• **EXERCISE DETAILS**: Return all of the data exactly as written, without the pictures.
# # #
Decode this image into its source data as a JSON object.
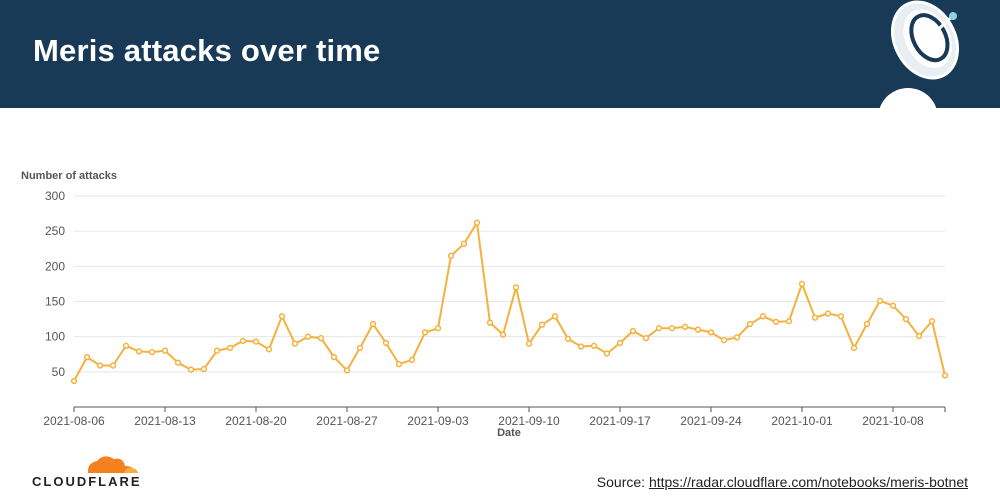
{
  "header": {
    "title": "Meris attacks over time"
  },
  "footer": {
    "brand": "CLOUDFLARE",
    "source_label": "Source: ",
    "source_link": "https://radar.cloudflare.com/notebooks/meris-botnet"
  },
  "colors": {
    "header_bg": "#183a56",
    "line": "#f4b13e",
    "brand_orange": "#f48120",
    "grid": "#e6e6e6"
  },
  "icons": [
    "satellite-dish-icon",
    "cloudflare-cloud-icon"
  ],
  "chart_data": {
    "type": "line",
    "title": "",
    "ylabel": "Number of attacks",
    "xlabel": "Date",
    "ylim": [
      0,
      300
    ],
    "yticks": [
      50,
      100,
      150,
      200,
      250,
      300
    ],
    "xticks": [
      "2021-08-06",
      "2021-08-13",
      "2021-08-20",
      "2021-08-27",
      "2021-09-03",
      "2021-09-10",
      "2021-09-17",
      "2021-09-24",
      "2021-10-01",
      "2021-10-08"
    ],
    "grid": true,
    "x_start": "2021-08-06",
    "x_end": "2021-10-12",
    "values": [
      37,
      71,
      59,
      59,
      87,
      79,
      78,
      80,
      63,
      53,
      54,
      80,
      84,
      94,
      93,
      82,
      129,
      90,
      100,
      98,
      71,
      52,
      84,
      118,
      91,
      61,
      67,
      106,
      112,
      215,
      232,
      262,
      120,
      103,
      170,
      90,
      117,
      129,
      97,
      86,
      87,
      76,
      91,
      108,
      98,
      112,
      112,
      114,
      110,
      106,
      95,
      99,
      118,
      129,
      121,
      122,
      175,
      127,
      133,
      129,
      84,
      118,
      151,
      144,
      125,
      101,
      122,
      45
    ]
  }
}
# # #
• **OUTPUT BELOW**:
Decode this image into its source data as a JSON object.
{
  "header": {
    "title": "Meris attacks over time"
  },
  "footer": {
    "brand": "CLOUDFLARE",
    "source_label": "Source: ",
    "source_link": "https://radar.cloudflare.com/notebooks/meris-botnet"
  },
  "colors": {
    "header_bg": "#183a56",
    "line": "#f4b13e",
    "brand_orange": "#f48120",
    "grid": "#e6e6e6"
  },
  "icons": [
    "satellite-dish-icon",
    "cloudflare-cloud-icon"
  ],
  "chart_data": {
    "type": "line",
    "title": "",
    "ylabel": "Number of attacks",
    "xlabel": "Date",
    "ylim": [
      0,
      300
    ],
    "yticks": [
      50,
      100,
      150,
      200,
      250,
      300
    ],
    "xticks": [
      "2021-08-06",
      "2021-08-13",
      "2021-08-20",
      "2021-08-27",
      "2021-09-03",
      "2021-09-10",
      "2021-09-17",
      "2021-09-24",
      "2021-10-01",
      "2021-10-08"
    ],
    "grid": true,
    "x_start": "2021-08-06",
    "x_end": "2021-10-12",
    "values": [
      37,
      71,
      59,
      59,
      87,
      79,
      78,
      80,
      63,
      53,
      54,
      80,
      84,
      94,
      93,
      82,
      129,
      90,
      100,
      98,
      71,
      52,
      84,
      118,
      91,
      61,
      67,
      106,
      112,
      215,
      232,
      262,
      120,
      103,
      170,
      90,
      117,
      129,
      97,
      86,
      87,
      76,
      91,
      108,
      98,
      112,
      112,
      114,
      110,
      106,
      95,
      99,
      118,
      129,
      121,
      122,
      175,
      127,
      133,
      129,
      84,
      118,
      151,
      144,
      125,
      101,
      122,
      45
    ]
  }
}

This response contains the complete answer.